* **THE PROBLEM**
Nothing in the records should change; write them all out again.

* **AVAILABLE RECORDS**
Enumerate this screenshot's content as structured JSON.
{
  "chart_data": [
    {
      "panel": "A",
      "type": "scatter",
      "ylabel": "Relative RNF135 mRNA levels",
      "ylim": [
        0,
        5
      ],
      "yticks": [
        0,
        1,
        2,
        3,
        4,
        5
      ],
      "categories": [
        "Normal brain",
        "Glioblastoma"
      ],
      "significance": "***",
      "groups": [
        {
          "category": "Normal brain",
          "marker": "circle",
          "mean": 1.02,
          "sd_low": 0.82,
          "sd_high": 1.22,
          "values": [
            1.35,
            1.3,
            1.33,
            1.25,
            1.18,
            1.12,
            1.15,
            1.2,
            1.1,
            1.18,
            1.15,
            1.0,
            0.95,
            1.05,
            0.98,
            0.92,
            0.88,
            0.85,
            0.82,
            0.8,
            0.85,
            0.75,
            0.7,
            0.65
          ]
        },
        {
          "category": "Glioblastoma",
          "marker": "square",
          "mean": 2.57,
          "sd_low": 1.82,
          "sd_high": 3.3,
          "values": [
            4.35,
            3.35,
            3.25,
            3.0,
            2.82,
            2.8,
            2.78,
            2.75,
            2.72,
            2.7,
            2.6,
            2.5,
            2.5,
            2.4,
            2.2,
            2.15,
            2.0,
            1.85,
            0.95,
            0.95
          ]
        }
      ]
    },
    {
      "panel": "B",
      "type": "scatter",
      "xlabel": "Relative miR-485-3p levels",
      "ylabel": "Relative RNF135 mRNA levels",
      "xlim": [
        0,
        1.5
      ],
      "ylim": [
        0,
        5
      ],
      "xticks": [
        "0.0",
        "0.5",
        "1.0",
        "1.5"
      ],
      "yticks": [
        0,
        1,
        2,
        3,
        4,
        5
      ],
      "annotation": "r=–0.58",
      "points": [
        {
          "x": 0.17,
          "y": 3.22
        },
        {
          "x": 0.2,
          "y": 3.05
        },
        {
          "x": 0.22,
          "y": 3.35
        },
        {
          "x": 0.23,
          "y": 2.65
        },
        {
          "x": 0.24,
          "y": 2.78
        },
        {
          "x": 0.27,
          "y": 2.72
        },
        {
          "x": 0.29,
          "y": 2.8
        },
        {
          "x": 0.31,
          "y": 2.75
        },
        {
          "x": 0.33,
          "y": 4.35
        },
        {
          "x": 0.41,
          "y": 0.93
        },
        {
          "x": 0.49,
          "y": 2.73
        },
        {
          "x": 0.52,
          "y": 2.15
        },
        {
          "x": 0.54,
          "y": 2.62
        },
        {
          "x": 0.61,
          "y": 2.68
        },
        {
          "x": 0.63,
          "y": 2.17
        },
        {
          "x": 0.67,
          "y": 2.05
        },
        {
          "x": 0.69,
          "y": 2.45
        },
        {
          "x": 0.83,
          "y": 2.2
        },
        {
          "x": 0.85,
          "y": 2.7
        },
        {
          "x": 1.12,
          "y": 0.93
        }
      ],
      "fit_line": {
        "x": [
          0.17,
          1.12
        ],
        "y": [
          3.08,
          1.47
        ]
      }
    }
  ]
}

* **EXPECTED ANSWER**
Enumerate this screenshot's content as structured JSON.
{
  "chart_data": [
    {
      "panel": "A",
      "type": "scatter",
      "ylabel": "Relative RNF135 mRNA levels",
      "ylim": [
        0,
        5
      ],
      "yticks": [
        0,
        1,
        2,
        3,
        4,
        5
      ],
      "categories": [
        "Normal brain",
        "Glioblastoma"
      ],
      "significance": "***",
      "groups": [
        {
          "category": "Normal brain",
          "marker": "circle",
          "mean": 1.02,
          "sd_low": 0.82,
          "sd_high": 1.22,
          "values": [
            1.35,
            1.3,
            1.33,
            1.25,
            1.18,
            1.12,
            1.15,
            1.2,
            1.1,
            1.18,
            1.15,
            1.0,
            0.95,
            1.05,
            0.98,
            0.92,
            0.88,
            0.85,
            0.82,
            0.8,
            0.85,
            0.75,
            0.7,
            0.65
          ]
        },
        {
          "category": "Glioblastoma",
          "marker": "square",
          "mean": 2.57,
          "sd_low": 1.82,
          "sd_high": 3.3,
          "values": [
            4.35,
            3.35,
            3.25,
            3.0,
            2.82,
            2.8,
            2.78,
            2.75,
            2.72,
            2.7,
            2.6,
            2.5,
            2.5,
            2.4,
            2.2,
            2.15,
            2.0,
            1.85,
            0.95,
            0.95
          ]
        }
      ]
    },
    {
      "panel": "B",
      "type": "scatter",
      "xlabel": "Relative miR-485-3p levels",
      "ylabel": "Relative RNF135 mRNA levels",
      "xlim": [
        0,
        1.5
      ],
      "ylim": [
        0,
        5
      ],
      "xticks": [
        "0.0",
        "0.5",
        "1.0",
        "1.5"
      ],
      "yticks": [
        0,
        1,
        2,
        3,
        4,
        5
      ],
      "annotation": "r=–0.58",
      "points": [
        {
          "x": 0.17,
          "y": 3.22
        },
        {
          "x": 0.2,
          "y": 3.05
        },
        {
          "x": 0.22,
          "y": 3.35
        },
        {
          "x": 0.23,
          "y": 2.65
        },
        {
          "x": 0.24,
          "y": 2.78
        },
        {
          "x": 0.27,
          "y": 2.72
        },
        {
          "x": 0.29,
          "y": 2.8
        },
        {
          "x": 0.31,
          "y": 2.75
        },
        {
          "x": 0.33,
          "y": 4.35
        },
        {
          "x": 0.41,
          "y": 0.93
        },
        {
          "x": 0.49,
          "y": 2.73
        },
        {
          "x": 0.52,
          "y": 2.15
        },
        {
          "x": 0.54,
          "y": 2.62
        },
        {
          "x": 0.61,
          "y": 2.68
        },
        {
          "x": 0.63,
          "y": 2.17
        },
        {
          "x": 0.67,
          "y": 2.05
        },
        {
          "x": 0.69,
          "y": 2.45
        },
        {
          "x": 0.83,
          "y": 2.2
        },
        {
          "x": 0.85,
          "y": 2.7
        },
        {
          "x": 1.12,
          "y": 0.93
        }
      ],
      "fit_line": {
        "x": [
          0.17,
          1.12
        ],
        "y": [
          3.08,
          1.47
        ]
      }
    }
  ]
}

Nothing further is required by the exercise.